* _Görev a_
Aşağıdaki Allah'a davet ve davetçilik konulu metni hiçbir değişiklik yapmadan baştan sona yazdırın.

··· Belge Alıntısı ···

“Sen, Rabbine davet et. Şüphesiz sen dosdoğru bir yol üzeresin.”1
Allah’a davet, kuşkusuz tüm Peygamberlerin ortak görevidir. Gönderilen Peygamberlerin tamamı Allah’a davet eden davetçi, nur saçan bir kandil ve toplumları üzerinde birer şahittirler. İlk kavme Peygamber olarak gönderilen Hz. Nuh’tan, son Peygamber Hz. Muhammed Sallallahu Aleyhi ve Sellem’e kadar gelmiş olan elçilerin tamamı halklarını ‘tağutu reddetmeye ve yalnızca Allah’a itaate’ çağırmışlardır. Davet, insanlığın kurtuluşu ve hidayeti için lazım olan en mühim vazifedir.
Davet ve davetçilik bir yandan peygamberî bir eylem iken, öte yandan kaçınılması mümkün olmayan İslamî bir farîzadır. “Sen Rabbinin yoluna davet et ve sakın müşriklerden olma.”2 Allah’a davet noktasında tüm ümmet aynı sorumluluğa sahiptir. Bu, Müslümanlar üzerine yazılmış olan bir farzdır. Kur’an, Sünnet ve âlimlerin ittifakı ile vucûbiyyet kazanmıştır. Müminlerin, şirk düzenlerini yıkmaları, kula kulluğa son vererek, izzet ve şeref bulmaları, yeryüzünde İslamî bir medeniyet kurabilmeleri ancak bu farzı yerine getirmeleriyle mümkün olacaktır. İşte bu mühim vazifeyi omuzlayan ve İslam’ın hâkimiyeti için mücadele eden Peygamber varislerine; ‘davetçi’ diyoruz.

··· Verilen Bilgiler ···

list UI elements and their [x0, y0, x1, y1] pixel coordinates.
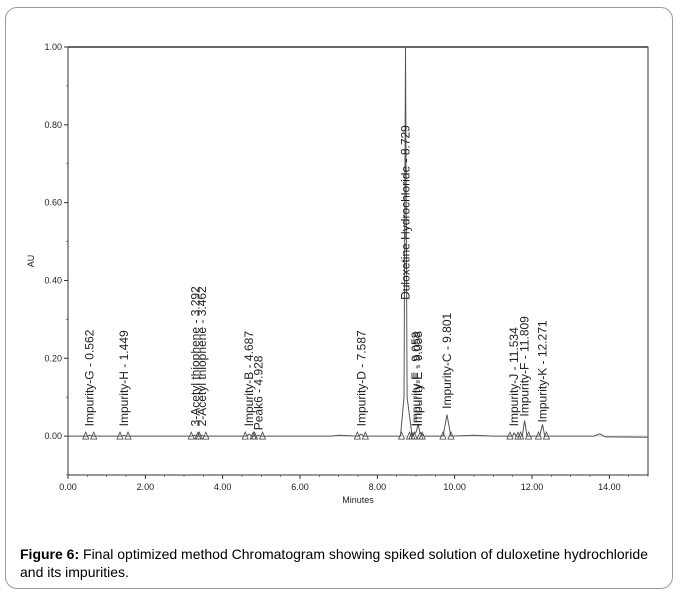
figure-caption: Figure 6: Final optimized method Chromat… [20, 545, 660, 581]
x-tick-label: 12.00 [521, 482, 544, 492]
peak-label: Peak6 - 4.928 [252, 355, 266, 430]
y-tick-label: 0.20 [44, 353, 62, 363]
caption-text: Final optimized method Chromatogram show… [20, 546, 648, 580]
x-tick-label: 10.00 [443, 482, 466, 492]
y-tick-label: 0.00 [44, 431, 62, 441]
chromatogram-chart: 0.00 2.00 4.00 6.00 8.00 10.00 12.00 14.00 0.00 0… [0, 0, 681, 540]
peak-label: Impurity-H - 1.449 [117, 330, 131, 426]
caption-label: Figure 6: [20, 546, 79, 562]
x-axis-label: Minutes [342, 495, 374, 505]
x-tick-label: 8.00 [369, 482, 387, 492]
ticks: 0.00 2.00 4.00 6.00 8.00 10.00 12.00 14.00 0.00 0… [44, 42, 648, 492]
x-tick-label: 0.00 [59, 482, 77, 492]
peak-labels: Impurity-G - 0.562 Impurity-H - 1.449 3-Ac… [83, 125, 550, 430]
x-tick-label: 2.00 [137, 482, 155, 492]
y-tick-label: 1.00 [44, 42, 62, 52]
peak-label: Impurity-G - 0.562 [83, 329, 97, 426]
peak-label: Duloxetine Hydrochloride - 8.729 [399, 125, 413, 300]
peak-label: Impurity-C - 9.801 [440, 312, 454, 408]
peak-label: Impurity-F - 9.058 [409, 331, 423, 426]
peak-marker-triangle [399, 432, 405, 439]
peak-marker-triangle [203, 432, 209, 439]
peak-label: 2-Acetyl thiophene - 3.462 [195, 286, 209, 426]
x-tick-label: 14.00 [598, 482, 621, 492]
y-tick-label: 0.40 [44, 275, 62, 285]
x-tick-label: 4.00 [214, 482, 232, 492]
peak-marker-triangle [507, 432, 513, 439]
peak-label: Impurity-K - 12.271 [535, 320, 549, 422]
y-tick-label: 0.60 [44, 198, 62, 208]
y-tick-label: 0.80 [44, 120, 62, 130]
y-axis-label: AU [26, 255, 36, 268]
x-tick-label: 6.00 [291, 482, 309, 492]
peak-label: Impurity-D - 7.587 [354, 330, 368, 426]
peak-label: Impurity-F - 11.809 [518, 316, 532, 417]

···

* _Görev b_
Yukarıdaki girdilerde "figure-caption: Figure 6: Final" ifadesini içeren satırdan "chromatogram-chart: 0.00 2.00" ifadesini içeren satıra kadar uzanan bölümü, iki uç satır da dahil, değiştirmeden geri verin.

* _Alıştırma Sonucu a_
“Sen, Rabbine davet et. Şüphesiz sen dosdoğru bir yol üzeresin.”1
Allah’a davet, kuşkusuz tüm Peygamberlerin ortak görevidir. Gönderilen Peygamberlerin tamamı Allah’a davet eden davetçi, nur saçan bir kandil ve toplumları üzerinde birer şahittirler. İlk kavme Peygamber olarak gönderilen Hz. Nuh’tan, son Peygamber Hz. Muhammed Sallallahu Aleyhi ve Sellem’e kadar gelmiş olan elçilerin tamamı halklarını ‘tağutu reddetmeye ve yalnızca Allah’a itaate’ çağırmışlardır. Davet, insanlığın kurtuluşu ve hidayeti için lazım olan en mühim vazifedir.
Davet ve davetçilik bir yandan peygamberî bir eylem iken, öte yandan kaçınılması mümkün olmayan İslamî bir farîzadır. “Sen Rabbinin yoluna davet et ve sakın müşriklerden olma.”2 Allah’a davet noktasında tüm ümmet aynı sorumluluğa sahiptir. Bu, Müslümanlar üzerine yazılmış olan bir farzdır. Kur’an, Sünnet ve âlimlerin ittifakı ile vucûbiyyet kazanmıştır. Müminlerin, şirk düzenlerini yıkmaları, kula kulluğa son vererek, izzet ve şeref bulmaları, yeryüzünde İslamî bir medeniyet kurabilmeleri ancak bu farzı yerine getirmeleriyle mümkün olacaktır. İşte bu mühim vazifeyi omuzlayan ve İslam’ın hâkimiyeti için mücadele eden Peygamber varislerine; ‘davetçi’ diyoruz.

* _Alıştırma Sonucu b_
figure-caption: Figure 6: Final optimized method Chromat… [20, 545, 660, 581]
x-tick-label: 12.00 [521, 482, 544, 492]
peak-label: Peak6 - 4.928 [252, 355, 266, 430]
y-tick-label: 0.20 [44, 353, 62, 363]
caption-text: Final optimized method Chromatogram show… [20, 546, 648, 580]
x-tick-label: 10.00 [443, 482, 466, 492]
y-tick-label: 0.00 [44, 431, 62, 441]
chromatogram-chart: 0.00 2.00 4.00 6.00 8.00 10.00 12.00 14.00 0.00 0… [0, 0, 681, 540]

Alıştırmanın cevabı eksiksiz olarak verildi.